__DESCRIPTION OF THE TASK__
Find the lines holding the word "recalculated" and collect them.
----
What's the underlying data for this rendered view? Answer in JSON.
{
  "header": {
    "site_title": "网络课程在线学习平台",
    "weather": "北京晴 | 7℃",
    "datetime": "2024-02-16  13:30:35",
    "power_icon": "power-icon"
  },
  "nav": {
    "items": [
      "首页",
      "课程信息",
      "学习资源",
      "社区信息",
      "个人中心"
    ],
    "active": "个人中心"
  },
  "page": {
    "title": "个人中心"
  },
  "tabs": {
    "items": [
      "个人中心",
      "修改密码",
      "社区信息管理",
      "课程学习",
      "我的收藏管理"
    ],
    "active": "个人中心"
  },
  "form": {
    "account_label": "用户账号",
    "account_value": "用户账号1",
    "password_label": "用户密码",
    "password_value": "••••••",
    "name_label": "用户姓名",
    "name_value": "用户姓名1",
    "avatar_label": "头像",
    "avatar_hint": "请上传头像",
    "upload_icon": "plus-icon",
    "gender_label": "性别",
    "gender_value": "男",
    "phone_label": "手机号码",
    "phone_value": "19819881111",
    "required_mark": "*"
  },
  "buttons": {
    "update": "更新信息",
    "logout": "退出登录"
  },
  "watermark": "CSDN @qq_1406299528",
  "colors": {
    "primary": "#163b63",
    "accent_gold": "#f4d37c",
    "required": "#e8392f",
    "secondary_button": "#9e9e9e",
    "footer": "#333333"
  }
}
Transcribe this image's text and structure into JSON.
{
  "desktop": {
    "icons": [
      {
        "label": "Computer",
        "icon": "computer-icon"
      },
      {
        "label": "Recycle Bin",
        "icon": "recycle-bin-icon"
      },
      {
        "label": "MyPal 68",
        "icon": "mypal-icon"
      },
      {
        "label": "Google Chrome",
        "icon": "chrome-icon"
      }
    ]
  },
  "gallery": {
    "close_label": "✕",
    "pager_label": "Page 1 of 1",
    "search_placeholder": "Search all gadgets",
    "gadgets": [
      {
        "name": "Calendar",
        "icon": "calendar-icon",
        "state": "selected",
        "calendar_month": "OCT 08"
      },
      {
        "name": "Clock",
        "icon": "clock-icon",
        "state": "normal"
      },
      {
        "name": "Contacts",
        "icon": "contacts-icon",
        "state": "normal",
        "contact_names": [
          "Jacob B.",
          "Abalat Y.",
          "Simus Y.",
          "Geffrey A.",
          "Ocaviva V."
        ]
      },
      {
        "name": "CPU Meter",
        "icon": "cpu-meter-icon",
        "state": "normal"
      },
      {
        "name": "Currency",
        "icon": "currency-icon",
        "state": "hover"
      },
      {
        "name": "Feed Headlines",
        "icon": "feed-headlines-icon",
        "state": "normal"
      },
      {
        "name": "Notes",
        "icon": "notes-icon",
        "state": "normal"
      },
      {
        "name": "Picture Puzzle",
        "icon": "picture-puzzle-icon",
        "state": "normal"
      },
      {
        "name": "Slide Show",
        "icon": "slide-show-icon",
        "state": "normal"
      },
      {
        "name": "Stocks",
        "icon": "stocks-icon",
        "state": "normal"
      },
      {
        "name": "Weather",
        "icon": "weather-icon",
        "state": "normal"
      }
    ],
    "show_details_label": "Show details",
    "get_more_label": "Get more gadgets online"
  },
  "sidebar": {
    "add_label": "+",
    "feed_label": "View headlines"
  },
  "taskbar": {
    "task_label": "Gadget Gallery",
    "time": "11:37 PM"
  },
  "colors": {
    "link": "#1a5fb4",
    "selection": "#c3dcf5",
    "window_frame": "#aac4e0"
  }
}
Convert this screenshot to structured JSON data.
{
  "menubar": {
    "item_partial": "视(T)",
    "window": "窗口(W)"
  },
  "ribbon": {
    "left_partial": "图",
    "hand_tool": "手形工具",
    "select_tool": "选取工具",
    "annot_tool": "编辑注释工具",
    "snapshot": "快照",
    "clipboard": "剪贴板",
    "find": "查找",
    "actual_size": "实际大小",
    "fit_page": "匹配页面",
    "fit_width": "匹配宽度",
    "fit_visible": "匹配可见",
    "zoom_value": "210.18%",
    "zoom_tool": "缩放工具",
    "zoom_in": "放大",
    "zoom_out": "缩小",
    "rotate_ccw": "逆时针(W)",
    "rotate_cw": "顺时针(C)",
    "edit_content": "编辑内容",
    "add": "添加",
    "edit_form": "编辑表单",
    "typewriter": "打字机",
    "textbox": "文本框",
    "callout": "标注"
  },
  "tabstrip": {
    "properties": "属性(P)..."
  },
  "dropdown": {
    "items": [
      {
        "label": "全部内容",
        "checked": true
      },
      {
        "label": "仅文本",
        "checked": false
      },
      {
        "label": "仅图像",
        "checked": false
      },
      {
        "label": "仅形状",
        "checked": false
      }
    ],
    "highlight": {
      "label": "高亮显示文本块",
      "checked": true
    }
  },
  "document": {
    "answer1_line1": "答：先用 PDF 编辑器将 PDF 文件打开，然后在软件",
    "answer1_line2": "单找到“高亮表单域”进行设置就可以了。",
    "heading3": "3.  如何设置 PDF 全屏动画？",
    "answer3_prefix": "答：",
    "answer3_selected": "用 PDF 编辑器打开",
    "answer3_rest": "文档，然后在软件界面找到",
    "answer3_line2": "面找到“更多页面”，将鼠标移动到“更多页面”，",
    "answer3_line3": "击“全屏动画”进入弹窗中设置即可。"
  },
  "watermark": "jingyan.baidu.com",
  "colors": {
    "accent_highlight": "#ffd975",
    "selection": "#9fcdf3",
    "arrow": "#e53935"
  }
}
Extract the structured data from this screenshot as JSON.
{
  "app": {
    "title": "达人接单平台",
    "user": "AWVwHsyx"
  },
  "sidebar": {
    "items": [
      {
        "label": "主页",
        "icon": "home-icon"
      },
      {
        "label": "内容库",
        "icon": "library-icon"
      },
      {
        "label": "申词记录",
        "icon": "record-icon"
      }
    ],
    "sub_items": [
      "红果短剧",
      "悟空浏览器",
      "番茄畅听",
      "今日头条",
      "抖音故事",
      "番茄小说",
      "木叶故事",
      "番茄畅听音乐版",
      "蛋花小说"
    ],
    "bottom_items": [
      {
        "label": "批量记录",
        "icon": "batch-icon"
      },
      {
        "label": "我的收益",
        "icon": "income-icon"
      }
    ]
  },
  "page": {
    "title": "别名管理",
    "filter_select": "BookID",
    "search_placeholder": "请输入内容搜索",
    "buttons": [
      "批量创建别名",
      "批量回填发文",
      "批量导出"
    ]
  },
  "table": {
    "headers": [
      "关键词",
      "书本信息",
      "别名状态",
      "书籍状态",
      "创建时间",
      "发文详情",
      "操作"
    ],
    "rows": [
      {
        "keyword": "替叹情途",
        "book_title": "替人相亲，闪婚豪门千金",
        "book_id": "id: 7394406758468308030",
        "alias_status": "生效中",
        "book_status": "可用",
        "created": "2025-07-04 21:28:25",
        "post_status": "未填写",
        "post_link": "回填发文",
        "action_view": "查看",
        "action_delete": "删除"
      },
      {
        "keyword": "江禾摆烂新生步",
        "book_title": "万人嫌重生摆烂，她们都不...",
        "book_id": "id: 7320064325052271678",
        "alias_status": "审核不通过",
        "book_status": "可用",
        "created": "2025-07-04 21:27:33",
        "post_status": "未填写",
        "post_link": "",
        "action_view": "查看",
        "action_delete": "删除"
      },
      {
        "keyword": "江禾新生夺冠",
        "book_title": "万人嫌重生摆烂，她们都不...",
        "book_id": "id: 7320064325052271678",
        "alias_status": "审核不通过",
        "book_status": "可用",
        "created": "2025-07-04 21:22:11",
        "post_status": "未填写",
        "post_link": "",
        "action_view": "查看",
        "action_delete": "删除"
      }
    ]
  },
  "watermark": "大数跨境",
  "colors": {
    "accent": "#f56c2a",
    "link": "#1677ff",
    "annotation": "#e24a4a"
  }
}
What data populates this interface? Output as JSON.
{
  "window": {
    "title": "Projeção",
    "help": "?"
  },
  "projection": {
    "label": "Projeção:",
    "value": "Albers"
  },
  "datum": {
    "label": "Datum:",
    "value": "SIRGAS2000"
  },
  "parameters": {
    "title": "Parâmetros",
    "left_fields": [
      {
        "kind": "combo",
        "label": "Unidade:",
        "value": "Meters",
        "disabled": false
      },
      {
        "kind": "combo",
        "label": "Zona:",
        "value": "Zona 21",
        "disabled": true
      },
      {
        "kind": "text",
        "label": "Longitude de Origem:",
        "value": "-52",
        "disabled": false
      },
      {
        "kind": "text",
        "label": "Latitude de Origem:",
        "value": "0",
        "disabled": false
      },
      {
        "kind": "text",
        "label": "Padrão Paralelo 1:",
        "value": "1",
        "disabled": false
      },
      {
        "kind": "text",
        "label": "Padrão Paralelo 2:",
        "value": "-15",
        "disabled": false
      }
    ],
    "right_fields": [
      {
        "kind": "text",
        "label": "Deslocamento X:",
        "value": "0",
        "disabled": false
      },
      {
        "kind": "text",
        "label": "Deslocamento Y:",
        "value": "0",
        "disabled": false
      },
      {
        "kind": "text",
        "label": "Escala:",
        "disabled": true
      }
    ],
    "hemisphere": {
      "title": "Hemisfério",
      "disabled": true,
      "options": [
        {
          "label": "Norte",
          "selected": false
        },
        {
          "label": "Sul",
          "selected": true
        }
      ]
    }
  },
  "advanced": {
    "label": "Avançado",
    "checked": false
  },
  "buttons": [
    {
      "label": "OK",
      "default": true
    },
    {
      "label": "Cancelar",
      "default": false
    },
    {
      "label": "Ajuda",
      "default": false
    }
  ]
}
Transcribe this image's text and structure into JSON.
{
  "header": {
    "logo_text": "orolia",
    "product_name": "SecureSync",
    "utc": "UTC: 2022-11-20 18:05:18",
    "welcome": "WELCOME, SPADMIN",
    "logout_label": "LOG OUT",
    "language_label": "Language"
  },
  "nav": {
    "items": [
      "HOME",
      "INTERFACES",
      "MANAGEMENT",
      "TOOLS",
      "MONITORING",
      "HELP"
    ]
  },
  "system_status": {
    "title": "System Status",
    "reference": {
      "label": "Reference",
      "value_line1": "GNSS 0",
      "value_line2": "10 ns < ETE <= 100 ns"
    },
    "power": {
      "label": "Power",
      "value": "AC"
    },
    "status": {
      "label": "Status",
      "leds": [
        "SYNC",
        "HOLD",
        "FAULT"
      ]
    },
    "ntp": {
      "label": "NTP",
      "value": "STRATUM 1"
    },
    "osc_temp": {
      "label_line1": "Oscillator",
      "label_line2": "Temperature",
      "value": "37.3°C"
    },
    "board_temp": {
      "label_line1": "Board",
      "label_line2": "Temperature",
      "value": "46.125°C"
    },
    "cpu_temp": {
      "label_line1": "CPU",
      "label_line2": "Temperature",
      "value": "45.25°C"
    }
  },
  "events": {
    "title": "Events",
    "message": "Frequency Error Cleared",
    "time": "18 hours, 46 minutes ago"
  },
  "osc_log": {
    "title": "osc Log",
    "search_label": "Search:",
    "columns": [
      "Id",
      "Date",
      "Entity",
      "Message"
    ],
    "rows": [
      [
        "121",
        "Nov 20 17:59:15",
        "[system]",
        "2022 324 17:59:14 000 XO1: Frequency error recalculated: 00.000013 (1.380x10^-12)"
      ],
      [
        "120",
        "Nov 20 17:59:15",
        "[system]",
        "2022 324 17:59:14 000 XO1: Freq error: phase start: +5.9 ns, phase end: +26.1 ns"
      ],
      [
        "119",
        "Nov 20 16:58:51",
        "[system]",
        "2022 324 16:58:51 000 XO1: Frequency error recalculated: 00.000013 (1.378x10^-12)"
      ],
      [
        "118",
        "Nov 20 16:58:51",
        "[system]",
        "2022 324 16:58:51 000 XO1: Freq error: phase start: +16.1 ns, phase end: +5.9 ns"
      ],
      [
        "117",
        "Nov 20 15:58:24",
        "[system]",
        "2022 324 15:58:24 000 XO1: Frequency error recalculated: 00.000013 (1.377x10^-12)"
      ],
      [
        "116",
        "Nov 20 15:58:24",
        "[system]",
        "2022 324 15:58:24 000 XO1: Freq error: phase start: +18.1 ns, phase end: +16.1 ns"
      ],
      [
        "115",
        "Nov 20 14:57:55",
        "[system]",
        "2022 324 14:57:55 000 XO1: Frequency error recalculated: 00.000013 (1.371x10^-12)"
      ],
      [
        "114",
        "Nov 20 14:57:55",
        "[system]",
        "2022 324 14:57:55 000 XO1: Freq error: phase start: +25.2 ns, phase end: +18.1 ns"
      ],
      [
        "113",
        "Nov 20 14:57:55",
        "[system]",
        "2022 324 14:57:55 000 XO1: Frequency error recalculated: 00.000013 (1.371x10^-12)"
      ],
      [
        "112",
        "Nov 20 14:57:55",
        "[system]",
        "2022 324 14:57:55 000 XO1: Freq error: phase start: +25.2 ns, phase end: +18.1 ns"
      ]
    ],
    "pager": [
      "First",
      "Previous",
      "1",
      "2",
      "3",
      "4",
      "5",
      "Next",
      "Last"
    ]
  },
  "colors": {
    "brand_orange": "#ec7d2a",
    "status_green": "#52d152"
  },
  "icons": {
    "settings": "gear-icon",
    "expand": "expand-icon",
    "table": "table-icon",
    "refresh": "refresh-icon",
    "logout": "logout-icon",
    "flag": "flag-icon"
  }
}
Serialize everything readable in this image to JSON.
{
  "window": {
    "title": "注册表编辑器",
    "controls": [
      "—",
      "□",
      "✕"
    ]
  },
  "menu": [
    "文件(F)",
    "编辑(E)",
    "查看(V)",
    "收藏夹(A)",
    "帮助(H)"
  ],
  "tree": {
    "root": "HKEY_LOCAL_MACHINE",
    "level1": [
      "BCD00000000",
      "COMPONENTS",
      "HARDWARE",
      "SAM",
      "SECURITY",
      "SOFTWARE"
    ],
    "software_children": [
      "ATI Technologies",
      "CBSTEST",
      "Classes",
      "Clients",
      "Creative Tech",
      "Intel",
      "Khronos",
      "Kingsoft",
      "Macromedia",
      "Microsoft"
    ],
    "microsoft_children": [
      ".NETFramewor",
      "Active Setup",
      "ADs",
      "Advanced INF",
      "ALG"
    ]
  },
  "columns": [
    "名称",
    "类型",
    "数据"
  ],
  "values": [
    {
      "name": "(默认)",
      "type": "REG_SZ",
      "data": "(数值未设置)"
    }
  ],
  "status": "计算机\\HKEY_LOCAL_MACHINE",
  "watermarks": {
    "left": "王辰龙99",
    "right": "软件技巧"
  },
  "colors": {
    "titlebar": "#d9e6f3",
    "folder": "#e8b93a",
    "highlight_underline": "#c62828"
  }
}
----
__TASK SOLUTION__
        "2022 324 17:59:14 000 XO1: Frequency error recalculated: 00.000013 (1.380x10^-12)"
        "2022 324 16:58:51 000 XO1: Frequency error recalculated: 00.000013 (1.378x10^-12)"
        "2022 324 15:58:24 000 XO1: Frequency error recalculated: 00.000013 (1.377x10^-12)"
        "2022 324 14:57:55 000 XO1: Frequency error recalculated: 00.000013 (1.371x10^-12)"
        "2022 324 14:57:55 000 XO1: Frequency error recalculated: 00.000013 (1.371x10^-12)"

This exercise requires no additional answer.